Recorded data
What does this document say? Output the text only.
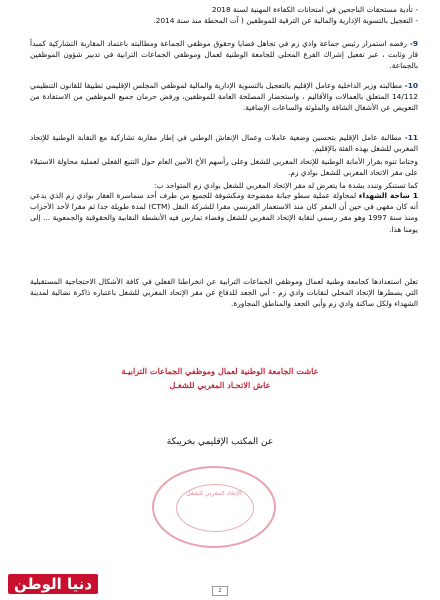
- تأدية مستحقات الناجحين في امتحانات الكفاءة المهنية لسنة 2018
- التعجيل بالتسوية الإدارية والمالية عن الترقية للموظفين ( آت المحطة منذ سنة 2014.
9- رفضه استمرار رئيس جماعة وادي زم في تجاهل قضايا وحقوق موظفي الجماعة ومطالبته باعتماد المقاربة التشاركية كمبدأ قار وثابت ، عبر تفعيل إشراك الفرع المحلي للجامعة الوطنية لعمال وموظفي الجماعات الترابية في تدبير شؤون الموظفين بالجماعة.
10- مطالبته وزير الداخلية وعامل الإقليم بالتعجيل بالتسوية الإدارية والمالية لموظفي المجلس الإقليمي تطبيقا للقانون التنظيمي 14/112 المتعلق بالعمالات والأقاليم ، واستحضار المصلحة العامة للموظفين، ورفض حرمان جميع الموظفين من الاستفادة من التعويض عن الأشغال الشاقة والملوثة والساعات الإضافية.
11- مطالبة عامل الإقليم بتحسين وضعية عاملات وعمال الإنعاش الوطني في إطار مقاربة تشاركية مع النقابة الوطنية للإتحاد المغربي للشغل بهذه الفئة بالإقليم.
وختاما تنوه بقرار الأمانة الوطنية للإتحاد المغربي للشغل وعلى رأسهم الأخ الأمين العام حول التتبع الفعلي لعملية محاولة الاستيلاء على مقر الاتحاد المغربي للشغل بوادي زم.
كما تستنكر وتندد بشدة ما يتعرض له مقر الإتحاد المغربي للشغل بوادي زم المتواجد ب:
1 ساحة الشهداء لمحاولة عملية سطو جبانة مفضوحة ومكشوفة للجميع من طرف أحد سماسرة العقار بوادي زم الذي يدعي أنه كان مقهى في حين أن المقر كان منذ الاستعمار الفرنسي مقرا للشركة النقل (CTM) لمدة طويلة جدا ثم مقرا لأحد الأحزاب ومنذ سنة 1997 وهو مقر رسمي لنقابة الإتحاد المغربي للشغل وفضاء تمارس فيه الأنشطة النقابية والحقوقية والجمعوية ... إلى يومنا هذا.
تعلن استعدادها كجامعة وطنية لعمال وموظفي الجماعات الترابية عن انخراطنا الفعلي في كافة الأشكال الاحتجاجية المستقبلية التي يسطرها الإتحاد المحلي لنقابات وادي زم - أبي الجعد للدفاع عن مقر الإتحاد المغربي للشغل باعتباره ذاكرة نضالية لمدينة الشهداء ولكل ساكنة وادي زم وأبي الجعد والمناطق المجاورة.
عاشت الجامعة الوطنية لعمال وموظفي الجماعات الترابيـة
عاش الاتحـاد المغربي للشغـل
عن المكتب الإقليمي بخريبكة
الإتحاد المغربي للشغل
2
دنيا الوطن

## WHAT TO PRODUCE:
Say how many lines of the data include the word "للموظفين". Nothing other than the number should be given.

## WRITTEN SOLUTION:
2